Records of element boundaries
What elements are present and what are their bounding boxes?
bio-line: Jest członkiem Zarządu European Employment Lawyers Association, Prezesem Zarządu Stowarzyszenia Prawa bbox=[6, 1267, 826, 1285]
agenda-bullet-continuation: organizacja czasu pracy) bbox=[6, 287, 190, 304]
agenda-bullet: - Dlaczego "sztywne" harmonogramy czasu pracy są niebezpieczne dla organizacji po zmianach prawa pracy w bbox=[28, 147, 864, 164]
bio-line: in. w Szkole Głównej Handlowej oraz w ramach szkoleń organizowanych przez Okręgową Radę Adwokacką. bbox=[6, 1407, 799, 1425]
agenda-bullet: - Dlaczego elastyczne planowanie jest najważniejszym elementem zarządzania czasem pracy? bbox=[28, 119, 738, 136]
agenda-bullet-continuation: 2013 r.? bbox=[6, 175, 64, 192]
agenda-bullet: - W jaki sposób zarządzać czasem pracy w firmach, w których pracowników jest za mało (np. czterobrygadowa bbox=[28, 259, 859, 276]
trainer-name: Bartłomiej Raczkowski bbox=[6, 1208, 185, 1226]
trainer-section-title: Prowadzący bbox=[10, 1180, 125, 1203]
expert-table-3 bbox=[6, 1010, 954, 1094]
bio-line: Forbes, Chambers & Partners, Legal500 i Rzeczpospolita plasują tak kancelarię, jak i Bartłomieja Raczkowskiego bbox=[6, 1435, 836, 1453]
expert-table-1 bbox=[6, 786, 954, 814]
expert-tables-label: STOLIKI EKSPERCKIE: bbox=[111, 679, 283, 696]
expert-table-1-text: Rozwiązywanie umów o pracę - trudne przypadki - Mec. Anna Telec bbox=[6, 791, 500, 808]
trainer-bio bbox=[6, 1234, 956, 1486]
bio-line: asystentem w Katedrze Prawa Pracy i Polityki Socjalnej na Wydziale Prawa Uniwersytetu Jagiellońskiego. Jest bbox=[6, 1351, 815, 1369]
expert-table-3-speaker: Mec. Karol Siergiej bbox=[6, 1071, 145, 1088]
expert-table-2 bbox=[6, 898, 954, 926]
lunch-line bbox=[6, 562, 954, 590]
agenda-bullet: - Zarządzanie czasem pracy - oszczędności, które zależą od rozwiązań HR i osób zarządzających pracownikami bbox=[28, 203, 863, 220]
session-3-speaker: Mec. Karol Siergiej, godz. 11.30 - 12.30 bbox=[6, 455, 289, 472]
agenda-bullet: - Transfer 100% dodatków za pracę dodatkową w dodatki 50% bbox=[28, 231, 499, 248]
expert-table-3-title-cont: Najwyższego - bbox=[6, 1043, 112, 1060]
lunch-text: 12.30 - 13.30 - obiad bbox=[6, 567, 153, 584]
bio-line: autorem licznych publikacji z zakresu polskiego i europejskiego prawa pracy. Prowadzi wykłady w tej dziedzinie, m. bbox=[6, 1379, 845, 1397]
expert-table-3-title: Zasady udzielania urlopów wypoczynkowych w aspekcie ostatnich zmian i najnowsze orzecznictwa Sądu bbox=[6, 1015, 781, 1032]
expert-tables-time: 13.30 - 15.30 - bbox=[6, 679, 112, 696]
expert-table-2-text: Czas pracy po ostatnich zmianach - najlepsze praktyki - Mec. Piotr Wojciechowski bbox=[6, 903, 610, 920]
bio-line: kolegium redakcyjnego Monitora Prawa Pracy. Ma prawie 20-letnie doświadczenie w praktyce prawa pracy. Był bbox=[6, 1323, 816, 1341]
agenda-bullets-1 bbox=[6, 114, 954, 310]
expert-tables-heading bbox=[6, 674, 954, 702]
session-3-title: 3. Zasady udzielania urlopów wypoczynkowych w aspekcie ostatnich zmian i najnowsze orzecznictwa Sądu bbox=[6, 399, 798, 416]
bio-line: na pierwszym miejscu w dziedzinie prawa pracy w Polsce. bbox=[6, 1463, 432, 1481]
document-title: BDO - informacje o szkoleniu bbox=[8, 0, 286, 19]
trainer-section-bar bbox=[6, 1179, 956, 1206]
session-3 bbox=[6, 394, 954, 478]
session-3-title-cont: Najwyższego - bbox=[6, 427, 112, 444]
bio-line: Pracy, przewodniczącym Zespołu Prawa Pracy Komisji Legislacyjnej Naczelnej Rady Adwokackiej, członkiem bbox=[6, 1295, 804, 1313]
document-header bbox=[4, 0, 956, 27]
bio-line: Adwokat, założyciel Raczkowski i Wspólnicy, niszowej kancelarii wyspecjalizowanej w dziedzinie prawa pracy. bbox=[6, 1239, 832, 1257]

Work to do:
Print all of the lines above again without changing a single character.

Worked answer:
What elements are present and what are their bounding boxes?
bio-line: Jest członkiem Zarządu European Employment Lawyers Association, Prezesem Zarządu Stowarzyszenia Prawa bbox=[6, 1267, 826, 1285]
agenda-bullet-continuation: organizacja czasu pracy) bbox=[6, 287, 190, 304]
agenda-bullet: - Dlaczego "sztywne" harmonogramy czasu pracy są niebezpieczne dla organizacji po zmianach prawa pracy w bbox=[28, 147, 864, 164]
bio-line: in. w Szkole Głównej Handlowej oraz w ramach szkoleń organizowanych przez Okręgową Radę Adwokacką. bbox=[6, 1407, 799, 1425]
agenda-bullet: - Dlaczego elastyczne planowanie jest najważniejszym elementem zarządzania czasem pracy? bbox=[28, 119, 738, 136]
agenda-bullet-continuation: 2013 r.? bbox=[6, 175, 64, 192]
agenda-bullet: - W jaki sposób zarządzać czasem pracy w firmach, w których pracowników jest za mało (np. czterobrygadowa bbox=[28, 259, 859, 276]
trainer-name: Bartłomiej Raczkowski bbox=[6, 1208, 185, 1226]
trainer-section-title: Prowadzący bbox=[10, 1180, 125, 1203]
expert-table-3 bbox=[6, 1010, 954, 1094]
bio-line: Forbes, Chambers & Partners, Legal500 i Rzeczpospolita plasują tak kancelarię, jak i Bartłomieja Raczkowskiego bbox=[6, 1435, 836, 1453]
expert-table-1 bbox=[6, 786, 954, 814]
expert-tables-label: STOLIKI EKSPERCKIE: bbox=[111, 679, 283, 696]
expert-table-1-text: Rozwiązywanie umów o pracę - trudne przypadki - Mec. Anna Telec bbox=[6, 791, 500, 808]
trainer-bio bbox=[6, 1234, 956, 1486]
bio-line: asystentem w Katedrze Prawa Pracy i Polityki Socjalnej na Wydziale Prawa Uniwersytetu Jagiellońskiego. Jest bbox=[6, 1351, 815, 1369]
expert-table-3-speaker: Mec. Karol Siergiej bbox=[6, 1071, 145, 1088]
expert-table-2 bbox=[6, 898, 954, 926]
lunch-line bbox=[6, 562, 954, 590]
agenda-bullet: - Zarządzanie czasem pracy - oszczędności, które zależą od rozwiązań HR i osób zarządzających pracownikami bbox=[28, 203, 863, 220]
session-3-speaker: Mec. Karol Siergiej, godz. 11.30 - 12.30 bbox=[6, 455, 289, 472]
agenda-bullet: - Transfer 100% dodatków za pracę dodatkową w dodatki 50% bbox=[28, 231, 499, 248]
expert-table-3-title-cont: Najwyższego - bbox=[6, 1043, 112, 1060]
lunch-text: 12.30 - 13.30 - obiad bbox=[6, 567, 153, 584]
bio-line: autorem licznych publikacji z zakresu polskiego i europejskiego prawa pracy. Prowadzi wykłady w tej dziedzinie, m. bbox=[6, 1379, 845, 1397]
expert-table-3-title: Zasady udzielania urlopów wypoczynkowych w aspekcie ostatnich zmian i najnowsze orzecznictwa Sądu bbox=[6, 1015, 781, 1032]
expert-tables-time: 13.30 - 15.30 - bbox=[6, 679, 112, 696]
expert-table-2-text: Czas pracy po ostatnich zmianach - najlepsze praktyki - Mec. Piotr Wojciechowski bbox=[6, 903, 610, 920]
bio-line: kolegium redakcyjnego Monitora Prawa Pracy. Ma prawie 20-letnie doświadczenie w praktyce prawa pracy. Był bbox=[6, 1323, 816, 1341]
agenda-bullets-1 bbox=[6, 114, 954, 310]
expert-tables-heading bbox=[6, 674, 954, 702]
session-3-title: 3. Zasady udzielania urlopów wypoczynkowych w aspekcie ostatnich zmian i najnowsze orzecznictwa Sądu bbox=[6, 399, 798, 416]
bio-line: na pierwszym miejscu w dziedzinie prawa pracy w Polsce. bbox=[6, 1463, 432, 1481]
document-title: BDO - informacje o szkoleniu bbox=[8, 0, 286, 19]
trainer-section-bar bbox=[6, 1179, 956, 1206]
session-3 bbox=[6, 394, 954, 478]
session-3-title-cont: Najwyższego - bbox=[6, 427, 112, 444]
bio-line: Pracy, przewodniczącym Zespołu Prawa Pracy Komisji Legislacyjnej Naczelnej Rady Adwokackiej, członkiem bbox=[6, 1295, 804, 1313]
document-header bbox=[4, 0, 956, 27]
bio-line: Adwokat, założyciel Raczkowski i Wspólnicy, niszowej kancelarii wyspecjalizowanej w dziedzinie prawa pracy. bbox=[6, 1239, 832, 1257]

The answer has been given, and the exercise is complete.